Aim of the task. Transcribe all of the records precisely as they are presented.

Recorded data.
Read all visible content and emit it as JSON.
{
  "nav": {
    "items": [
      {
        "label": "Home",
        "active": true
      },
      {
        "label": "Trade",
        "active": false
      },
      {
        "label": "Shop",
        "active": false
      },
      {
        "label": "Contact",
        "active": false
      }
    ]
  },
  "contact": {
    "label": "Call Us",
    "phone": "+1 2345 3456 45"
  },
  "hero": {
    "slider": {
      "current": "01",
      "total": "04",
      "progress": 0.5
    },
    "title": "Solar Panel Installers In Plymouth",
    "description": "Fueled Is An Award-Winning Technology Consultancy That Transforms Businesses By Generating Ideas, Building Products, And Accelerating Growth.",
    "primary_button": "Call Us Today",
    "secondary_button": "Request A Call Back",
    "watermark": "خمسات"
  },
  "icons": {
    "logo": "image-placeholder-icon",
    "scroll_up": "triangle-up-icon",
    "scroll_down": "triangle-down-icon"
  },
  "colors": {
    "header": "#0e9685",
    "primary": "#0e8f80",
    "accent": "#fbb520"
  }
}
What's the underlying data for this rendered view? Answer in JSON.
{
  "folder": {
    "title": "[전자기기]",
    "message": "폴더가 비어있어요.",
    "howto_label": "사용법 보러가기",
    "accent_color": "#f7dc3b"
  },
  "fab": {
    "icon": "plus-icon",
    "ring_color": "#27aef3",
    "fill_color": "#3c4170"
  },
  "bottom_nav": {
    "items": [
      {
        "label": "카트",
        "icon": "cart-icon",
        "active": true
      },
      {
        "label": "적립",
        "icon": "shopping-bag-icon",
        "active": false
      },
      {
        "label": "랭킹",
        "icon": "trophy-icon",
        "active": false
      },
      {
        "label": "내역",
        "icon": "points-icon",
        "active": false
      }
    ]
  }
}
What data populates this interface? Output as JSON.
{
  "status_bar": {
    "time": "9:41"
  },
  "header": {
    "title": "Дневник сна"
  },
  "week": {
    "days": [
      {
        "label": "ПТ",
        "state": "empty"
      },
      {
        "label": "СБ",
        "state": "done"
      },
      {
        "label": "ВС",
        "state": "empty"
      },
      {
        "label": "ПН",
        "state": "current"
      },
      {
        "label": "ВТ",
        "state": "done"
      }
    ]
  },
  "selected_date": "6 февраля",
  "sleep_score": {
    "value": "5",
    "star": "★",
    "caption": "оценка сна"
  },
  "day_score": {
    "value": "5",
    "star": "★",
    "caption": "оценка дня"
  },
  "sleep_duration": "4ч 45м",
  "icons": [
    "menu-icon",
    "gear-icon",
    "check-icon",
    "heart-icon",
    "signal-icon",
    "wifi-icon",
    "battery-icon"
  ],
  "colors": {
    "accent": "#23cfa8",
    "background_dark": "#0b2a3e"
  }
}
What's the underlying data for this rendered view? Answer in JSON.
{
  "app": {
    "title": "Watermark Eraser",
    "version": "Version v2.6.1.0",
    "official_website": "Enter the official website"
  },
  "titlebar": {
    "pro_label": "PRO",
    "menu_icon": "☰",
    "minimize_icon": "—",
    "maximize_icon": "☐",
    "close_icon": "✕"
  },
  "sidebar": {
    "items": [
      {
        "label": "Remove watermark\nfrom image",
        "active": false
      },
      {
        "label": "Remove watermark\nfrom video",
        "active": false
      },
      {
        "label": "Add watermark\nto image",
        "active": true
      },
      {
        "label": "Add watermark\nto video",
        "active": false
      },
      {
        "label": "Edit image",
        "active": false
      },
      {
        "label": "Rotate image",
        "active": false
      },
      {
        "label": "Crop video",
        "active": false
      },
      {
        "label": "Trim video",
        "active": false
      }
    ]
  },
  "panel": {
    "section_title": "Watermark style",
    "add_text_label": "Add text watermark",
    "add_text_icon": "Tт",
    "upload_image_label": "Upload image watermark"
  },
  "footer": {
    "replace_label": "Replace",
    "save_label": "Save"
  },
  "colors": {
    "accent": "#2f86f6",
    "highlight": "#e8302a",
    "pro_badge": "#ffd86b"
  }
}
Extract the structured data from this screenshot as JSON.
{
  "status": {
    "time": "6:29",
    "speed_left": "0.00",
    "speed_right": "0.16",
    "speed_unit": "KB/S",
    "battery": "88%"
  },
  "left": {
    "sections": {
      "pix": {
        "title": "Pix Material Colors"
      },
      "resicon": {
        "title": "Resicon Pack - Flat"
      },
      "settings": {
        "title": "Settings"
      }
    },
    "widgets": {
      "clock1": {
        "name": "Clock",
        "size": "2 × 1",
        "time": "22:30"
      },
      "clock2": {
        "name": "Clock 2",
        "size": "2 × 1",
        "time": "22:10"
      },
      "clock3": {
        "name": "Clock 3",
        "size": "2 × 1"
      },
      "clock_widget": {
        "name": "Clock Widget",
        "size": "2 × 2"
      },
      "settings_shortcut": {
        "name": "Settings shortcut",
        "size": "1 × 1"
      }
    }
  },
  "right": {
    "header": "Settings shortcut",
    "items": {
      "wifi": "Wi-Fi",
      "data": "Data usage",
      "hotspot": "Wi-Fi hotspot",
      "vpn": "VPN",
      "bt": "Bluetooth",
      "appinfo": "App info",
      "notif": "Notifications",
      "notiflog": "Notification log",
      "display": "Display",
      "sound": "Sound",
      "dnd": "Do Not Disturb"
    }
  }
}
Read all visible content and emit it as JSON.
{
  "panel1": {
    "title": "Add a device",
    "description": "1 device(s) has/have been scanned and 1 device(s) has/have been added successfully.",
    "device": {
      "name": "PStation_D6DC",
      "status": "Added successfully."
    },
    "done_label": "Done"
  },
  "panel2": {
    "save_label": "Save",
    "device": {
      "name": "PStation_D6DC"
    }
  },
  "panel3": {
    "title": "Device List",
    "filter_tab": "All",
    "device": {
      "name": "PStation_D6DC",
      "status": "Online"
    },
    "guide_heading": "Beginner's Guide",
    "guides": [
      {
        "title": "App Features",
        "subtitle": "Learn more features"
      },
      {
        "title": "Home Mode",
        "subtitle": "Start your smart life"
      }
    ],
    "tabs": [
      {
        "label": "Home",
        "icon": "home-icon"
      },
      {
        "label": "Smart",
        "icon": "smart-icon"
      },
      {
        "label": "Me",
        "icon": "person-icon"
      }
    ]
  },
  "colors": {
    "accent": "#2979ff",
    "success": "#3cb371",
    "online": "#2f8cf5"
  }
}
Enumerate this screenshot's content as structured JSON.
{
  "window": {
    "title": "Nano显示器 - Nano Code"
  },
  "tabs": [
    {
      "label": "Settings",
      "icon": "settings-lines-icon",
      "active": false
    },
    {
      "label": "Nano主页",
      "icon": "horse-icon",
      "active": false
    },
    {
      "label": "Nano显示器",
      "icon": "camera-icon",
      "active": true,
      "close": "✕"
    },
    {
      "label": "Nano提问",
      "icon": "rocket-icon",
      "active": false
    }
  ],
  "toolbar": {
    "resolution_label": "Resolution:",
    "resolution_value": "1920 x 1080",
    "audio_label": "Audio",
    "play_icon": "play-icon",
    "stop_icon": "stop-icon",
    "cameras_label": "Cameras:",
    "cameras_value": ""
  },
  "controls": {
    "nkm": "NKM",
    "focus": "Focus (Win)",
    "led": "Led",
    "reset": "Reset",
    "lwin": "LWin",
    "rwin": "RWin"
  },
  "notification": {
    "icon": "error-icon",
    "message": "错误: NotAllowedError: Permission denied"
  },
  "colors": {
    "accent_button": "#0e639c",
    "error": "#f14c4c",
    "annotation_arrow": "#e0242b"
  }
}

In response.
Read all visible content and emit it as JSON.
{
  "nav": {
    "items": [
      {
        "label": "Home",
        "active": true
      },
      {
        "label": "Trade",
        "active": false
      },
      {
        "label": "Shop",
        "active": false
      },
      {
        "label": "Contact",
        "active": false
      }
    ]
  },
  "contact": {
    "label": "Call Us",
    "phone": "+1 2345 3456 45"
  },
  "hero": {
    "slider": {
      "current": "01",
      "total": "04",
      "progress": 0.5
    },
    "title": "Solar Panel Installers In Plymouth",
    "description": "Fueled Is An Award-Winning Technology Consultancy That Transforms Businesses By Generating Ideas, Building Products, And Accelerating Growth.",
    "primary_button": "Call Us Today",
    "secondary_button": "Request A Call Back",
    "watermark": "خمسات"
  },
  "icons": {
    "logo": "image-placeholder-icon",
    "scroll_up": "triangle-up-icon",
    "scroll_down": "triangle-down-icon"
  },
  "colors": {
    "header": "#0e9685",
    "primary": "#0e8f80",
    "accent": "#fbb520"
  }
}
What's the underlying data for this rendered view? Answer in JSON.
{
  "folder": {
    "title": "[전자기기]",
    "message": "폴더가 비어있어요.",
    "howto_label": "사용법 보러가기",
    "accent_color": "#f7dc3b"
  },
  "fab": {
    "icon": "plus-icon",
    "ring_color": "#27aef3",
    "fill_color": "#3c4170"
  },
  "bottom_nav": {
    "items": [
      {
        "label": "카트",
        "icon": "cart-icon",
        "active": true
      },
      {
        "label": "적립",
        "icon": "shopping-bag-icon",
        "active": false
      },
      {
        "label": "랭킹",
        "icon": "trophy-icon",
        "active": false
      },
      {
        "label": "내역",
        "icon": "points-icon",
        "active": false
      }
    ]
  }
}
What data populates this interface? Output as JSON.
{
  "status_bar": {
    "time": "9:41"
  },
  "header": {
    "title": "Дневник сна"
  },
  "week": {
    "days": [
      {
        "label": "ПТ",
        "state": "empty"
      },
      {
        "label": "СБ",
        "state": "done"
      },
      {
        "label": "ВС",
        "state": "empty"
      },
      {
        "label": "ПН",
        "state": "current"
      },
      {
        "label": "ВТ",
        "state": "done"
      }
    ]
  },
  "selected_date": "6 февраля",
  "sleep_score": {
    "value": "5",
    "star": "★",
    "caption": "оценка сна"
  },
  "day_score": {
    "value": "5",
    "star": "★",
    "caption": "оценка дня"
  },
  "sleep_duration": "4ч 45м",
  "icons": [
    "menu-icon",
    "gear-icon",
    "check-icon",
    "heart-icon",
    "signal-icon",
    "wifi-icon",
    "battery-icon"
  ],
  "colors": {
    "accent": "#23cfa8",
    "background_dark": "#0b2a3e"
  }
}
What's the underlying data for this rendered view? Answer in JSON.
{
  "app": {
    "title": "Watermark Eraser",
    "version": "Version v2.6.1.0",
    "official_website": "Enter the official website"
  },
  "titlebar": {
    "pro_label": "PRO",
    "menu_icon": "☰",
    "minimize_icon": "—",
    "maximize_icon": "☐",
    "close_icon": "✕"
  },
  "sidebar": {
    "items": [
      {
        "label": "Remove watermark\nfrom image",
        "active": false
      },
      {
        "label": "Remove watermark\nfrom video",
        "active": false
      },
      {
        "label": "Add watermark\nto image",
        "active": true
      },
      {
        "label": "Add watermark\nto video",
        "active": false
      },
      {
        "label": "Edit image",
        "active": false
      },
      {
        "label": "Rotate image",
        "active": false
      },
      {
        "label": "Crop video",
        "active": false
      },
      {
        "label": "Trim video",
        "active": false
      }
    ]
  },
  "panel": {
    "section_title": "Watermark style",
    "add_text_label": "Add text watermark",
    "add_text_icon": "Tт",
    "upload_image_label": "Upload image watermark"
  },
  "footer": {
    "replace_label": "Replace",
    "save_label": "Save"
  },
  "colors": {
    "accent": "#2f86f6",
    "highlight": "#e8302a",
    "pro_badge": "#ffd86b"
  }
}
Extract the structured data from this screenshot as JSON.
{
  "status": {
    "time": "6:29",
    "speed_left": "0.00",
    "speed_right": "0.16",
    "speed_unit": "KB/S",
    "battery": "88%"
  },
  "left": {
    "sections": {
      "pix": {
        "title": "Pix Material Colors"
      },
      "resicon": {
        "title": "Resicon Pack - Flat"
      },
      "settings": {
        "title": "Settings"
      }
    },
    "widgets": {
      "clock1": {
        "name": "Clock",
        "size": "2 × 1",
        "time": "22:30"
      },
      "clock2": {
        "name": "Clock 2",
        "size": "2 × 1",
        "time": "22:10"
      },
      "clock3": {
        "name": "Clock 3",
        "size": "2 × 1"
      },
      "clock_widget": {
        "name": "Clock Widget",
        "size": "2 × 2"
      },
      "settings_shortcut": {
        "name": "Settings shortcut",
        "size": "1 × 1"
      }
    }
  },
  "right": {
    "header": "Settings shortcut",
    "items": {
      "wifi": "Wi-Fi",
      "data": "Data usage",
      "hotspot": "Wi-Fi hotspot",
      "vpn": "VPN",
      "bt": "Bluetooth",
      "appinfo": "App info",
      "notif": "Notifications",
      "notiflog": "Notification log",
      "display": "Display",
      "sound": "Sound",
      "dnd": "Do Not Disturb"
    }
  }
}
Read all visible content and emit it as JSON.
{
  "panel1": {
    "title": "Add a device",
    "description": "1 device(s) has/have been scanned and 1 device(s) has/have been added successfully.",
    "device": {
      "name": "PStation_D6DC",
      "status": "Added successfully."
    },
    "done_label": "Done"
  },
  "panel2": {
    "save_label": "Save",
    "device": {
      "name": "PStation_D6DC"
    }
  },
  "panel3": {
    "title": "Device List",
    "filter_tab": "All",
    "device": {
      "name": "PStation_D6DC",
      "status": "Online"
    },
    "guide_heading": "Beginner's Guide",
    "guides": [
      {
        "title": "App Features",
        "subtitle": "Learn more features"
      },
      {
        "title": "Home Mode",
        "subtitle": "Start your smart life"
      }
    ],
    "tabs": [
      {
        "label": "Home",
        "icon": "home-icon"
      },
      {
        "label": "Smart",
        "icon": "smart-icon"
      },
      {
        "label": "Me",
        "icon": "person-icon"
      }
    ]
  },
  "colors": {
    "accent": "#2979ff",
    "success": "#3cb371",
    "online": "#2f8cf5"
  }
}
Enumerate this screenshot's content as structured JSON.
{
  "window": {
    "title": "Nano显示器 - Nano Code"
  },
  "tabs": [
    {
      "label": "Settings",
      "icon": "settings-lines-icon",
      "active": false
    },
    {
      "label": "Nano主页",
      "icon": "horse-icon",
      "active": false
    },
    {
      "label": "Nano显示器",
      "icon": "camera-icon",
      "active": true,
      "close": "✕"
    },
    {
      "label": "Nano提问",
      "icon": "rocket-icon",
      "active": false
    }
  ],
  "toolbar": {
    "resolution_label": "Resolution:",
    "resolution_value": "1920 x 1080",
    "audio_label": "Audio",
    "play_icon": "play-icon",
    "stop_icon": "stop-icon",
    "cameras_label": "Cameras:",
    "cameras_value": ""
  },
  "controls": {
    "nkm": "NKM",
    "focus": "Focus (Win)",
    "led": "Led",
    "reset": "Reset",
    "lwin": "LWin",
    "rwin": "RWin"
  },
  "notification": {
    "icon": "error-icon",
    "message": "错误: NotAllowedError: Permission denied"
  },
  "colors": {
    "accent_button": "#0e639c",
    "error": "#f14c4c",
    "annotation_arrow": "#e0242b"
  }
}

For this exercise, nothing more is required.